• **Given instruction**: Reproduce the data in its entirety, exactly as supplied.

[Records about charts and figures]
===

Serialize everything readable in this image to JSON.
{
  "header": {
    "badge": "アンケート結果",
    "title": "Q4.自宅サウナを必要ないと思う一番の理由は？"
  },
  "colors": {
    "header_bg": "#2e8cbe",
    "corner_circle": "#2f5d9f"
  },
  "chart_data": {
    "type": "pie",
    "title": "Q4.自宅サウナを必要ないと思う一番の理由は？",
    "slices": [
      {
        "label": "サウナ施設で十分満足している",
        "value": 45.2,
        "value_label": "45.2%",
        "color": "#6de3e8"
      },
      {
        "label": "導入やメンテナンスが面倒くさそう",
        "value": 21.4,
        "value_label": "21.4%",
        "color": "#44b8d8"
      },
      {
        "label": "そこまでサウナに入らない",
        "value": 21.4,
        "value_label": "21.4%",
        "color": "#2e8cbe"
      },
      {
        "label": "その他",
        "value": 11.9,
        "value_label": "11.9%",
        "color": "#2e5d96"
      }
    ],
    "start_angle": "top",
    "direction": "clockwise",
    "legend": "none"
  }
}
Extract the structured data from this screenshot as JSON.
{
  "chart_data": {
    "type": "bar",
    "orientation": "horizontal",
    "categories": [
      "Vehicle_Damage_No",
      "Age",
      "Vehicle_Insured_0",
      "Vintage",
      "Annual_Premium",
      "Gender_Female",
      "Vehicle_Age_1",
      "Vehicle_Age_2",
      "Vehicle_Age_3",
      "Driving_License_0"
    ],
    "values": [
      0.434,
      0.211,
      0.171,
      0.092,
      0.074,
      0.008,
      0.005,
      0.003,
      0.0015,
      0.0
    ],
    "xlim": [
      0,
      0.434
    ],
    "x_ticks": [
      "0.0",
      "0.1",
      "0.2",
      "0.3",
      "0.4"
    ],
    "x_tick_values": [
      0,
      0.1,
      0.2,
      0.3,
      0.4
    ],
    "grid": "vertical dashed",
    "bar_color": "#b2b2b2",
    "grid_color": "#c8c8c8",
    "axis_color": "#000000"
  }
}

===

• **Exercise solution**:
Serialize everything readable in this image to JSON.
{
  "header": {
    "badge": "アンケート結果",
    "title": "Q4.自宅サウナを必要ないと思う一番の理由は？"
  },
  "colors": {
    "header_bg": "#2e8cbe",
    "corner_circle": "#2f5d9f"
  },
  "chart_data": {
    "type": "pie",
    "title": "Q4.自宅サウナを必要ないと思う一番の理由は？",
    "slices": [
      {
        "label": "サウナ施設で十分満足している",
        "value": 45.2,
        "value_label": "45.2%",
        "color": "#6de3e8"
      },
      {
        "label": "導入やメンテナンスが面倒くさそう",
        "value": 21.4,
        "value_label": "21.4%",
        "color": "#44b8d8"
      },
      {
        "label": "そこまでサウナに入らない",
        "value": 21.4,
        "value_label": "21.4%",
        "color": "#2e8cbe"
      },
      {
        "label": "その他",
        "value": 11.9,
        "value_label": "11.9%",
        "color": "#2e5d96"
      }
    ],
    "start_angle": "top",
    "direction": "clockwise",
    "legend": "none"
  }
}
Extract the structured data from this screenshot as JSON.
{
  "chart_data": {
    "type": "bar",
    "orientation": "horizontal",
    "categories": [
      "Vehicle_Damage_No",
      "Age",
      "Vehicle_Insured_0",
      "Vintage",
      "Annual_Premium",
      "Gender_Female",
      "Vehicle_Age_1",
      "Vehicle_Age_2",
      "Vehicle_Age_3",
      "Driving_License_0"
    ],
    "values": [
      0.434,
      0.211,
      0.171,
      0.092,
      0.074,
      0.008,
      0.005,
      0.003,
      0.0015,
      0.0
    ],
    "xlim": [
      0,
      0.434
    ],
    "x_ticks": [
      "0.0",
      "0.1",
      "0.2",
      "0.3",
      "0.4"
    ],
    "x_tick_values": [
      0,
      0.1,
      0.2,
      0.3,
      0.4
    ],
    "grid": "vertical dashed",
    "bar_color": "#b2b2b2",
    "grid_color": "#c8c8c8",
    "axis_color": "#000000"
  }
}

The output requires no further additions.